Data excerpts:
**********
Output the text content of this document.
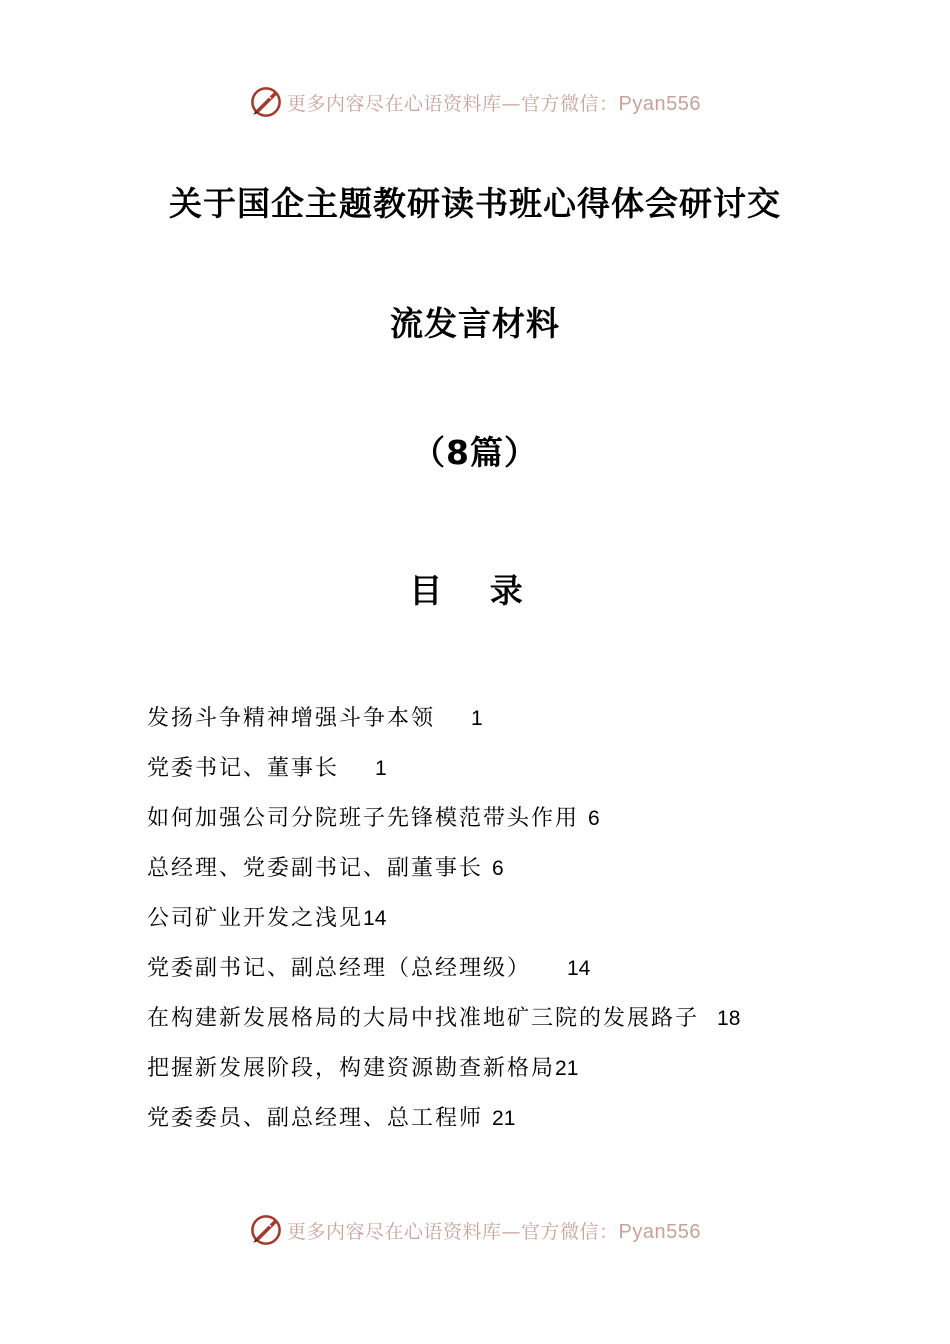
更多内容尽在心语资料库—官方微信：Pyan556
关于国企主题教研读书班心得体会研讨交
流发言材料
（8篇）
目 录
发扬斗争精神增强斗争本领 1
党委书记、董事长 1
如何加强公司分院班子先锋模范带头作用 6
总经理、党委副书记、副董事长 6
公司矿业开发之浅见14
党委副书记、副总经理（总经理级） 14
在构建新发展格局的大局中找准地矿三院的发展路子 18
把握新发展阶段，构建资源勘查新格局21
党委委员、副总经理、总工程师 21
更多内容尽在心语资料库—官方微信：Pyan556
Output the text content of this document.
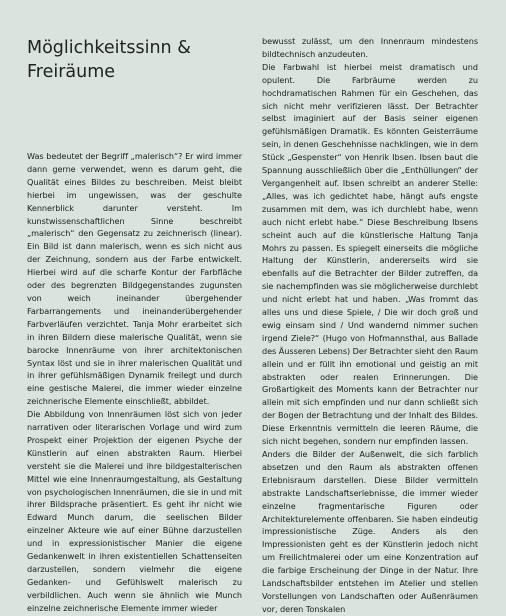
Möglichkeitssinn &
Freiräume

Was bedeutet der Begriff „malerisch“? Er wird immer dann gerne verwendet, wenn es darum geht, die Qualität eines Bildes zu beschreiben. Meist bleibt hierbei im ungewissen, was der geschulte Kennerblick darunter versteht. Im kunstwissenschaftlichen Sinne beschreibt „malerisch“ den Gegensatz zu zeichnerisch (linear). Ein Bild ist dann malerisch, wenn es sich nicht aus der Zeichnung, sondern aus der Farbe entwickelt. Hierbei wird auf die scharfe Kontur der Farbfläche oder des begrenzten Bildgegenstandes zugunsten von weich ineinander übergehender Farbarrangements und ineinanderübergehender Farbverläufen verzichtet. Tanja Mohr erarbeitet sich in ihren Bildern diese malerische Qualität, wenn sie barocke Innenräume von ihrer architektonischen Syntax löst und sie in ihrer malerischen Qualität und in ihrer gefühlsmäßigen Dynamik freilegt und durch eine gestische Malerei, die immer wieder einzelne zeichnerische Elemente einschließt, abbildet.

Die Abbildung von Innenräumen löst sich von jeder narrativen oder literarischen Vorlage und wird zum Prospekt einer Projektion der eigenen Psyche der Künstlerin auf einen abstrakten Raum. Hierbei versteht sie die Malerei und ihre bildgestalterischen Mittel wie eine Innenraumgestaltung, als Gestaltung von psychologischen Innenräumen, die sie in und mit ihrer Bildsprache präsentiert. Es geht ihr nicht wie Edward Munch darum, die seelischen Bilder einzelner Akteure wie auf einer Bühne darzustellen und in expressionistischer Manier die eigene Gedankenwelt in ihren existentiellen Schattenseiten darzustellen, sondern vielmehr die eigene Gedanken- und Gefühlswelt malerisch zu verbildlichen. Auch wenn sie ähnlich wie Munch einzelne zeichnerische Elemente immer wieder

bewusst zulässt, um den Innenraum mindestens bildtechnisch anzudeuten.

Die Farbwahl ist hierbei meist dramatisch und opulent. Die Farbräume werden zu hochdramatischen Rahmen für ein Geschehen, das sich nicht mehr verifizieren lässt. Der Betrachter selbst imaginiert auf der Basis seiner eigenen gefühlsmäßigen Dramatik. Es könnten Geisterräume sein, in denen Geschehnisse nachklingen, wie in dem Stück „Gespenster“ von Henrik Ibsen. Ibsen baut die Spannung ausschließlich über die „Enthüllungen“ der Vergangenheit auf. Ibsen schreibt an anderer Stelle: „Alles, was ich gedichtet habe, hängt aufs engste zusammen mit dem, was ich durchlebt habe, wenn auch nicht erlebt habe.“ Diese Beschreibung Ibsens scheint auch auf die künstlerische Haltung Tanja Mohrs zu passen. Es spiegelt einerseits die mögliche Haltung der Künstlerin, andererseits wird sie ebenfalls auf die Betrachter der Bilder zutreffen, da sie nachempfinden was sie möglicherweise durchlebt und nicht erlebt hat und haben. „Was frommt das alles uns und diese Spiele, / Die wir doch groß und ewig einsam sind / Und wandernd nimmer suchen irgend Ziele?“ (Hugo von Hofmannsthal, aus Ballade des Äusseren Lebens) Der Betrachter sieht den Raum allein und er füllt ihn emotional und geistig an mit abstrakten oder realen Erinnerungen. Die Großartigkeit des Moments kann der Betrachter nur allein mit sich empfinden und nur dann schließt sich der Bogen der Betrachtung und der Inhalt des Bildes. Diese Erkenntnis vermitteln die leeren Räume, die sich nicht begehen, sondern nur empfinden lassen.

Anders die Bilder der Außenwelt, die sich farblich absetzen und den Raum als abstrakten offenen Erlebnisraum darstellen. Diese Bilder vermitteln abstrakte Landschaftserlebnisse, die immer wieder einzelne fragmentarische Figuren oder Architekturelemente offenbaren. Sie haben eindeutig impressionistische Züge. Anders als den Impressionisten geht es der Künstlerin jedoch nicht um Freilichtmalerei oder um eine Konzentration auf die farbige Erscheinung der Dinge in der Natur. Ihre Landschaftsbilder entstehen im Atelier und stellen Vorstellungen von Landschaften oder Außenräumen vor, deren Tonskalen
**********
Transcribe the records above exactly, omitting every picture they contain.

- Exercise result -
Output the text content of this document.
更多内容尽在心语资料库—官方微信：Pyan556
关于国企主题教研读书班心得体会研讨交
流发言材料
（8篇）
目 录
发扬斗争精神增强斗争本领 1
党委书记、董事长 1
如何加强公司分院班子先锋模范带头作用 6
总经理、党委副书记、副董事长 6
公司矿业开发之浅见14
党委副书记、副总经理（总经理级） 14
在构建新发展格局的大局中找准地矿三院的发展路子 18
把握新发展阶段，构建资源勘查新格局21
党委委员、副总经理、总工程师 21
更多内容尽在心语资料库—官方微信：Pyan556
Output the text content of this document.
Möglichkeitssinn &
Freiräume

Was bedeutet der Begriff „malerisch“? Er wird immer dann gerne verwendet, wenn es darum geht, die Qualität eines Bildes zu beschreiben. Meist bleibt hierbei im ungewissen, was der geschulte Kennerblick darunter versteht. Im kunstwissenschaftlichen Sinne beschreibt „malerisch“ den Gegensatz zu zeichnerisch (linear). Ein Bild ist dann malerisch, wenn es sich nicht aus der Zeichnung, sondern aus der Farbe entwickelt. Hierbei wird auf die scharfe Kontur der Farbfläche oder des begrenzten Bildgegenstandes zugunsten von weich ineinander übergehender Farbarrangements und ineinanderübergehender Farbverläufen verzichtet. Tanja Mohr erarbeitet sich in ihren Bildern diese malerische Qualität, wenn sie barocke Innenräume von ihrer architektonischen Syntax löst und sie in ihrer malerischen Qualität und in ihrer gefühlsmäßigen Dynamik freilegt und durch eine gestische Malerei, die immer wieder einzelne zeichnerische Elemente einschließt, abbildet.

Die Abbildung von Innenräumen löst sich von jeder narrativen oder literarischen Vorlage und wird zum Prospekt einer Projektion der eigenen Psyche der Künstlerin auf einen abstrakten Raum. Hierbei versteht sie die Malerei und ihre bildgestalterischen Mittel wie eine Innenraumgestaltung, als Gestaltung von psychologischen Innenräumen, die sie in und mit ihrer Bildsprache präsentiert. Es geht ihr nicht wie Edward Munch darum, die seelischen Bilder einzelner Akteure wie auf einer Bühne darzustellen und in expressionistischer Manier die eigene Gedankenwelt in ihren existentiellen Schattenseiten darzustellen, sondern vielmehr die eigene Gedanken- und Gefühlswelt malerisch zu verbildlichen. Auch wenn sie ähnlich wie Munch einzelne zeichnerische Elemente immer wieder

bewusst zulässt, um den Innenraum mindestens bildtechnisch anzudeuten.

Die Farbwahl ist hierbei meist dramatisch und opulent. Die Farbräume werden zu hochdramatischen Rahmen für ein Geschehen, das sich nicht mehr verifizieren lässt. Der Betrachter selbst imaginiert auf der Basis seiner eigenen gefühlsmäßigen Dramatik. Es könnten Geisterräume sein, in denen Geschehnisse nachklingen, wie in dem Stück „Gespenster“ von Henrik Ibsen. Ibsen baut die Spannung ausschließlich über die „Enthüllungen“ der Vergangenheit auf. Ibsen schreibt an anderer Stelle: „Alles, was ich gedichtet habe, hängt aufs engste zusammen mit dem, was ich durchlebt habe, wenn auch nicht erlebt habe.“ Diese Beschreibung Ibsens scheint auch auf die künstlerische Haltung Tanja Mohrs zu passen. Es spiegelt einerseits die mögliche Haltung der Künstlerin, andererseits wird sie ebenfalls auf die Betrachter der Bilder zutreffen, da sie nachempfinden was sie möglicherweise durchlebt und nicht erlebt hat und haben. „Was frommt das alles uns und diese Spiele, / Die wir doch groß und ewig einsam sind / Und wandernd nimmer suchen irgend Ziele?“ (Hugo von Hofmannsthal, aus Ballade des Äusseren Lebens) Der Betrachter sieht den Raum allein und er füllt ihn emotional und geistig an mit abstrakten oder realen Erinnerungen. Die Großartigkeit des Moments kann der Betrachter nur allein mit sich empfinden und nur dann schließt sich der Bogen der Betrachtung und der Inhalt des Bildes. Diese Erkenntnis vermitteln die leeren Räume, die sich nicht begehen, sondern nur empfinden lassen.

Anders die Bilder der Außenwelt, die sich farblich absetzen und den Raum als abstrakten offenen Erlebnisraum darstellen. Diese Bilder vermitteln abstrakte Landschaftserlebnisse, die immer wieder einzelne fragmentarische Figuren oder Architekturelemente offenbaren. Sie haben eindeutig impressionistische Züge. Anders als den Impressionisten geht es der Künstlerin jedoch nicht um Freilichtmalerei oder um eine Konzentration auf die farbige Erscheinung der Dinge in der Natur. Ihre Landschaftsbilder entstehen im Atelier und stellen Vorstellungen von Landschaften oder Außenräumen vor, deren Tonskalen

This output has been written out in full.